Task> Pull out from the material below all lines with "Hostage".

Data section>
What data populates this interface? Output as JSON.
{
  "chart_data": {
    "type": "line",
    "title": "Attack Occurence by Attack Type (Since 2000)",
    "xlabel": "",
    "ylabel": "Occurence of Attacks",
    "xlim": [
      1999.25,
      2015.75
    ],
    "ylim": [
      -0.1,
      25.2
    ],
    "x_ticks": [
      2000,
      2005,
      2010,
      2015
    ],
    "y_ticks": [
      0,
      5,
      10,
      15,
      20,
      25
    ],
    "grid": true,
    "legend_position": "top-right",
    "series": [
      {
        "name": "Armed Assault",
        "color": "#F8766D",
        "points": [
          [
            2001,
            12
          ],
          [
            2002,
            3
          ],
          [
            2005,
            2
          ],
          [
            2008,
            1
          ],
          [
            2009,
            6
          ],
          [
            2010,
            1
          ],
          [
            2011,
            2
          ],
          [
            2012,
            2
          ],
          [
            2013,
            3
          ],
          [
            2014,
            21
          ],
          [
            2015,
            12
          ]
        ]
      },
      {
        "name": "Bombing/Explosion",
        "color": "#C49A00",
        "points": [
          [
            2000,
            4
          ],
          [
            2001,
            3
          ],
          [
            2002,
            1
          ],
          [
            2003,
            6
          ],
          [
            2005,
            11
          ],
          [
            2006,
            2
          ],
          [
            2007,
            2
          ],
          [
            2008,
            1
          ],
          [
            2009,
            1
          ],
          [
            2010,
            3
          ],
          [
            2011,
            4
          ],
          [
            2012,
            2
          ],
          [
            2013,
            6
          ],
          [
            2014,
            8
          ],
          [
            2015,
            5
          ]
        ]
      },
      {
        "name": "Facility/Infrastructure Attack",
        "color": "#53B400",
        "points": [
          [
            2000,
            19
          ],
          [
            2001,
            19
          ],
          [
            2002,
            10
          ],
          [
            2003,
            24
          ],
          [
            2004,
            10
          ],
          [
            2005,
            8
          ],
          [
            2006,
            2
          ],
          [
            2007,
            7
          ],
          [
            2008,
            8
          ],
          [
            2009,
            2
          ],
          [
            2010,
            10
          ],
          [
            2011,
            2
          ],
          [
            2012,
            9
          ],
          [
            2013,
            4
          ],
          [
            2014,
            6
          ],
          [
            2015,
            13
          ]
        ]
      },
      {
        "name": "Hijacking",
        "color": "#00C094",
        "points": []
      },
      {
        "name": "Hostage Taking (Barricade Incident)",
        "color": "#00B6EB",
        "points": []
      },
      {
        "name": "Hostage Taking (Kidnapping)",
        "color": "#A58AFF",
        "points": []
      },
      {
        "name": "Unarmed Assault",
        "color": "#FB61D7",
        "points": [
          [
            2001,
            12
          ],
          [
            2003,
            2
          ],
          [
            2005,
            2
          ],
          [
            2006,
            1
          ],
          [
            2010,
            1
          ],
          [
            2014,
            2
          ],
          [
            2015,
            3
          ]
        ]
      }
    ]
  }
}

Response to the task>
        "name": "Hostage Taking (Barricade Incident)",
        "name": "Hostage Taking (Kidnapping)",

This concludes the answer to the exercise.